## begin
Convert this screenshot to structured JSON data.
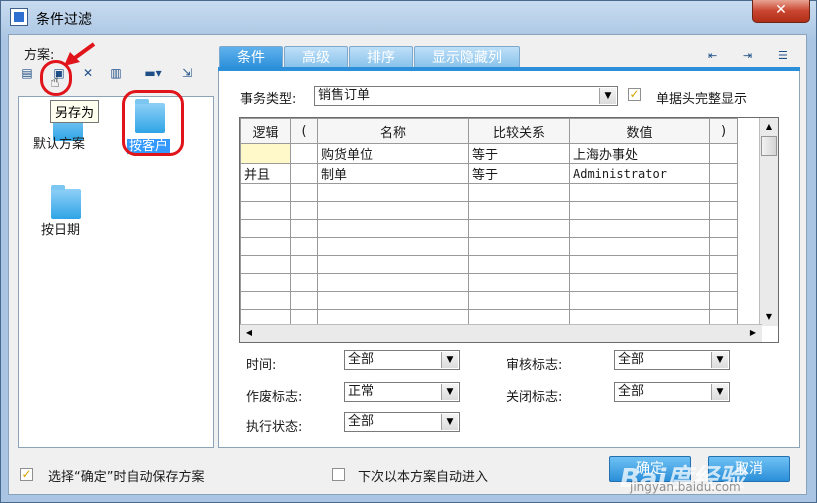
{
  "window": {
    "title": "条件过滤",
    "close_glyph": "✕"
  },
  "scheme": {
    "label": "方案:",
    "toolbar": [
      {
        "name": "save-icon",
        "glyph": "▤"
      },
      {
        "name": "save-as-icon",
        "glyph": "▣"
      },
      {
        "name": "delete-icon",
        "glyph": "✕"
      },
      {
        "name": "clear-icon",
        "glyph": "▥"
      },
      {
        "name": "more-icon",
        "glyph": "▬▾"
      },
      {
        "name": "import-icon",
        "glyph": "⇲"
      }
    ],
    "tooltip": "另存为",
    "items": [
      "默认方案",
      "按客户",
      "按日期"
    ]
  },
  "tabs": [
    "条件",
    "高级",
    "排序",
    "显示隐藏列"
  ],
  "right_tools": [
    "⇤",
    "⇥",
    "☰"
  ],
  "form": {
    "business_type_label": "事务类型:",
    "business_type_value": "销售订单",
    "full_header_label": "单据头完整显示",
    "full_header_checked": true
  },
  "grid": {
    "columns": [
      "逻辑",
      "(",
      "名称",
      "比较关系",
      "数值",
      ")"
    ],
    "rows": [
      [
        "",
        "",
        "购货单位",
        "等于",
        "上海办事处",
        ""
      ],
      [
        "并且",
        "",
        "制单",
        "等于",
        "Administrator",
        ""
      ]
    ],
    "empty_rows": 8
  },
  "filters": {
    "time_label": "时间:",
    "time_value": "全部",
    "audit_label": "审核标志:",
    "audit_value": "全部",
    "void_label": "作废标志:",
    "void_value": "正常",
    "close_label": "关闭标志:",
    "close_value": "全部",
    "exec_label": "执行状态:",
    "exec_value": "全部"
  },
  "footer": {
    "auto_save_label": "选择“确定”时自动保存方案",
    "auto_save_checked": true,
    "auto_enter_label": "下次以本方案自动进入",
    "auto_enter_checked": false,
    "ok_label": "确定",
    "cancel_label": "取消"
  },
  "watermark": {
    "main": "Bai度经验",
    "sub": "jingyan.baidu.com"
  },
  "colors": {
    "accent": "#2c8fda",
    "annotation": "#e0141a",
    "selection": "#3399ff"
  }
}
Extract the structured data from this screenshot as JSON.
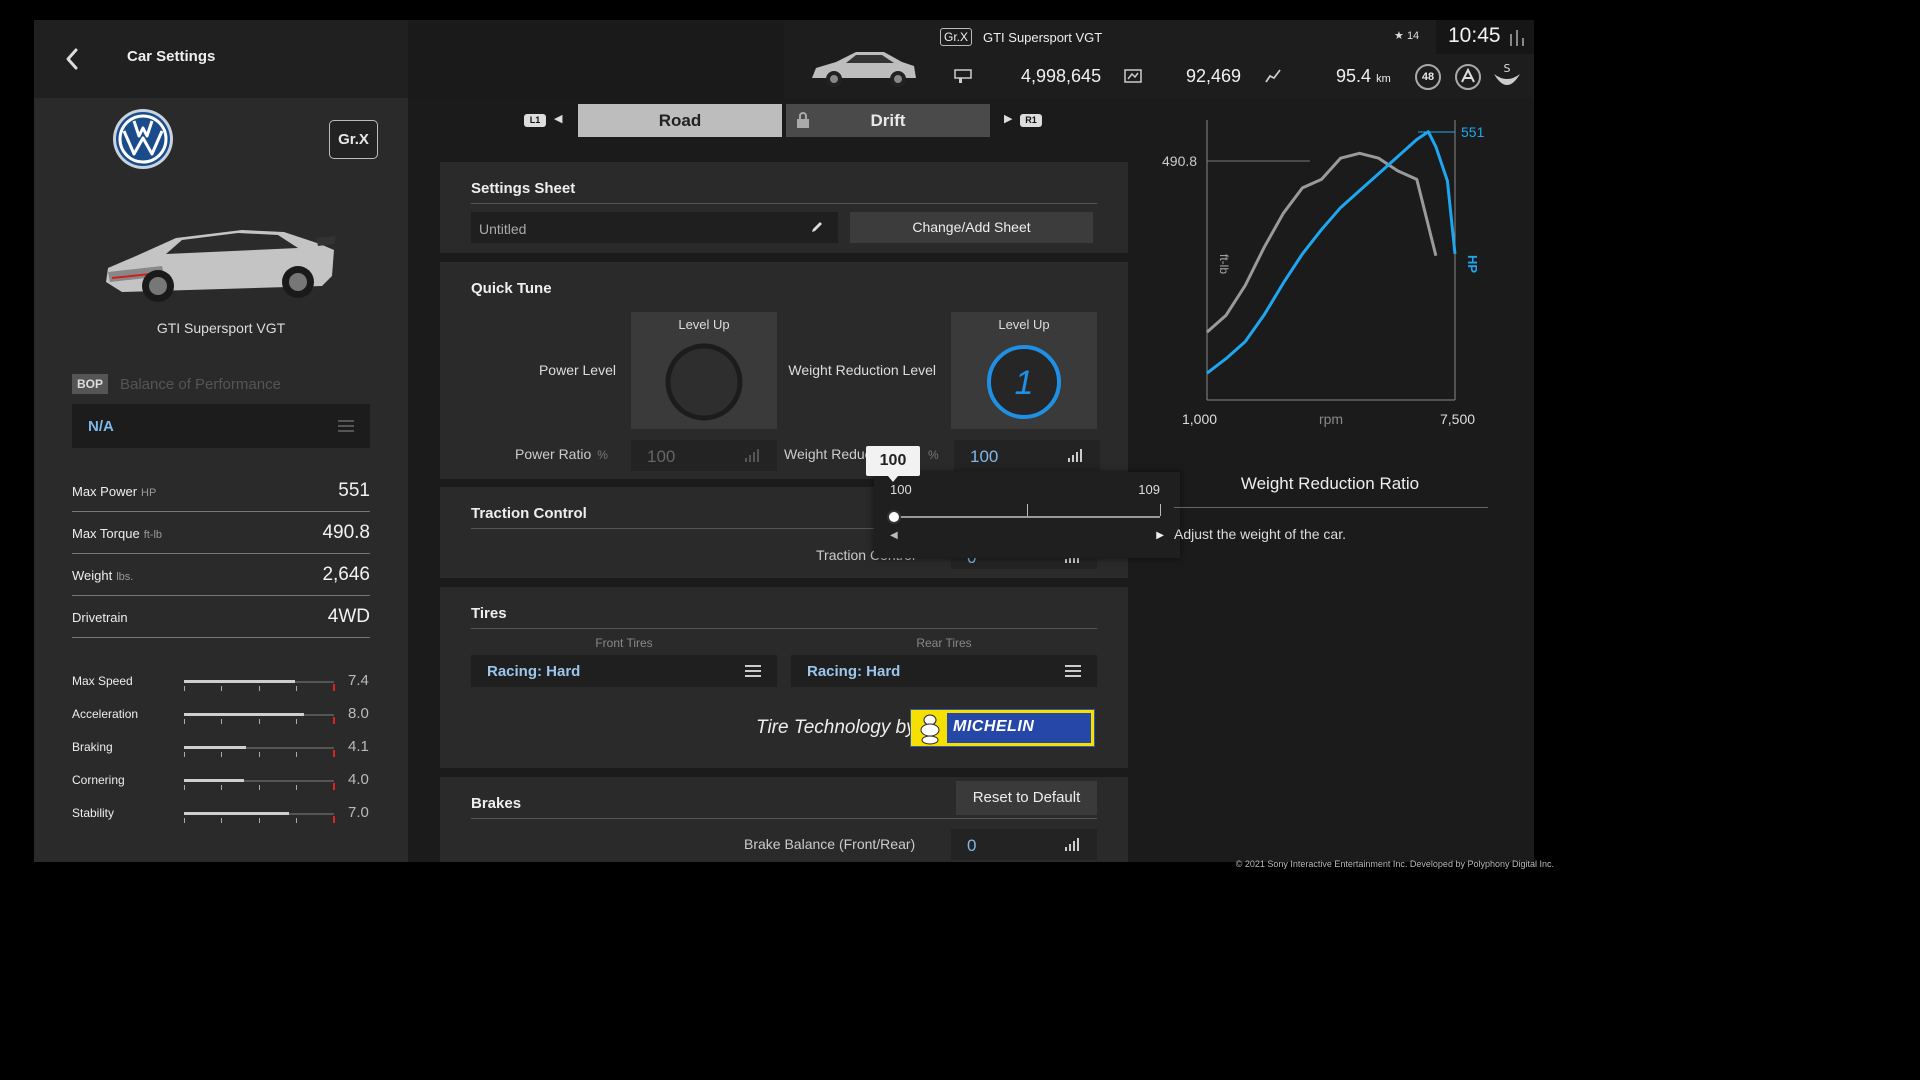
## end
Omitting all images, print the listing exactly.

#### [Correct result]
Convert this screenshot to structured JSON data.
{
  "window": {
    "title": "条件过滤",
    "close_glyph": "✕"
  },
  "scheme": {
    "label": "方案:",
    "toolbar": [
      {
        "name": "save-icon",
        "glyph": "▤"
      },
      {
        "name": "save-as-icon",
        "glyph": "▣"
      },
      {
        "name": "delete-icon",
        "glyph": "✕"
      },
      {
        "name": "clear-icon",
        "glyph": "▥"
      },
      {
        "name": "more-icon",
        "glyph": "▬▾"
      },
      {
        "name": "import-icon",
        "glyph": "⇲"
      }
    ],
    "tooltip": "另存为",
    "items": [
      "默认方案",
      "按客户",
      "按日期"
    ]
  },
  "tabs": [
    "条件",
    "高级",
    "排序",
    "显示隐藏列"
  ],
  "right_tools": [
    "⇤",
    "⇥",
    "☰"
  ],
  "form": {
    "business_type_label": "事务类型:",
    "business_type_value": "销售订单",
    "full_header_label": "单据头完整显示",
    "full_header_checked": true
  },
  "grid": {
    "columns": [
      "逻辑",
      "(",
      "名称",
      "比较关系",
      "数值",
      ")"
    ],
    "rows": [
      [
        "",
        "",
        "购货单位",
        "等于",
        "上海办事处",
        ""
      ],
      [
        "并且",
        "",
        "制单",
        "等于",
        "Administrator",
        ""
      ]
    ],
    "empty_rows": 8
  },
  "filters": {
    "time_label": "时间:",
    "time_value": "全部",
    "audit_label": "审核标志:",
    "audit_value": "全部",
    "void_label": "作废标志:",
    "void_value": "正常",
    "close_label": "关闭标志:",
    "close_value": "全部",
    "exec_label": "执行状态:",
    "exec_value": "全部"
  },
  "footer": {
    "auto_save_label": "选择“确定”时自动保存方案",
    "auto_save_checked": true,
    "auto_enter_label": "下次以本方案自动进入",
    "auto_enter_checked": false,
    "ok_label": "确定",
    "cancel_label": "取消"
  },
  "watermark": {
    "main": "Bai度经验",
    "sub": "jingyan.baidu.com"
  },
  "colors": {
    "accent": "#2c8fda",
    "annotation": "#e0141a",
    "selection": "#3399ff"
  }
}
Extract the structured data from this screenshot as JSON.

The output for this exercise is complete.